Written task>
Count how many lines have the word "object" in them. Reply with that number by itself.

-- Begin Data provided --

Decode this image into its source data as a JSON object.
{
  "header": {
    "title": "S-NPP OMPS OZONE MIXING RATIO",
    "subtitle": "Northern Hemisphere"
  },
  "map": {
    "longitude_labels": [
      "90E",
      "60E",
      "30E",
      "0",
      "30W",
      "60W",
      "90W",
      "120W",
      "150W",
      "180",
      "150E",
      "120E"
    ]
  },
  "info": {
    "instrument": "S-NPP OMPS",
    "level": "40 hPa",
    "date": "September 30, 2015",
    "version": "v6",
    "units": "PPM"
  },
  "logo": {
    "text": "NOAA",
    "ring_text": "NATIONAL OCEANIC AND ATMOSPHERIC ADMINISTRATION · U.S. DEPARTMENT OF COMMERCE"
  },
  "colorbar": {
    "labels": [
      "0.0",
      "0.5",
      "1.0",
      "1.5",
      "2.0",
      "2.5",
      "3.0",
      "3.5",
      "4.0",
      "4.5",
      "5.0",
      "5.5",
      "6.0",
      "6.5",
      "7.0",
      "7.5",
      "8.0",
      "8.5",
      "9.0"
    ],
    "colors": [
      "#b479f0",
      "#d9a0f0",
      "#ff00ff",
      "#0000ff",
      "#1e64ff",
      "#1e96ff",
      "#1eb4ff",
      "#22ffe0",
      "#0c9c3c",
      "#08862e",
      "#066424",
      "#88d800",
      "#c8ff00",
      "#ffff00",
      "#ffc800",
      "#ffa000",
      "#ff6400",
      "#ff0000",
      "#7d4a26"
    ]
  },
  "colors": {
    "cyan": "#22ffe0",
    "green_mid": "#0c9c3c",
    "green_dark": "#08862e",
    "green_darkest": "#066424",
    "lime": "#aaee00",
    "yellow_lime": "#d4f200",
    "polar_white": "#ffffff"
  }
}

-- End Data provided --
-- Begin Data provided --

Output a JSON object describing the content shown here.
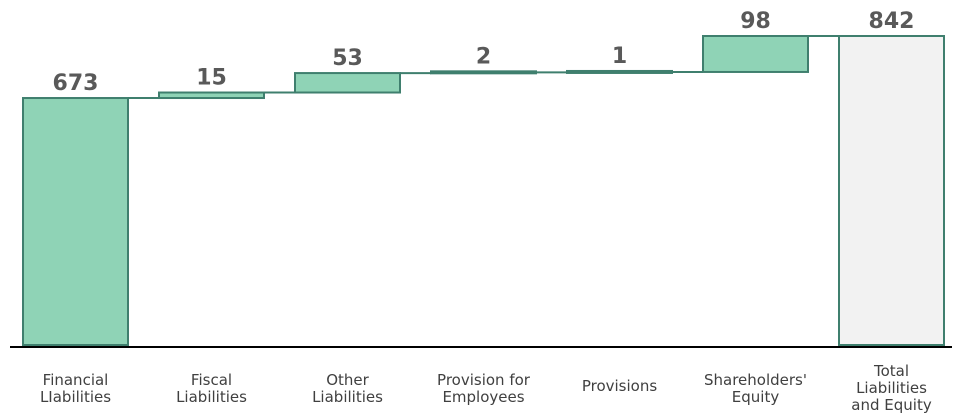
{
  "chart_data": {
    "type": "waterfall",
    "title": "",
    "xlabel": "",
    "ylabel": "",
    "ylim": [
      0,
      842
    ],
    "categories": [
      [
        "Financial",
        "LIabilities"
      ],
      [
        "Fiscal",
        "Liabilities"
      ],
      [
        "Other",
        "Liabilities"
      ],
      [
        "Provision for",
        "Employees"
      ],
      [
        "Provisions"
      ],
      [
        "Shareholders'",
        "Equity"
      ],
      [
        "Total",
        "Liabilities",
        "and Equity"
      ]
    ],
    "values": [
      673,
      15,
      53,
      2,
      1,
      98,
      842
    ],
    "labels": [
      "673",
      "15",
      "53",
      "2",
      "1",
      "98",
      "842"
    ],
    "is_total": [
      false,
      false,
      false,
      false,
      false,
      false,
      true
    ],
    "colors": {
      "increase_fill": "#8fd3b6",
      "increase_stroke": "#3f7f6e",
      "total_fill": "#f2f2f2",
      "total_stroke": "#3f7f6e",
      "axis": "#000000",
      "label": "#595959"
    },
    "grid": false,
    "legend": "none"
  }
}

-- End Data provided --

Problem solution>
2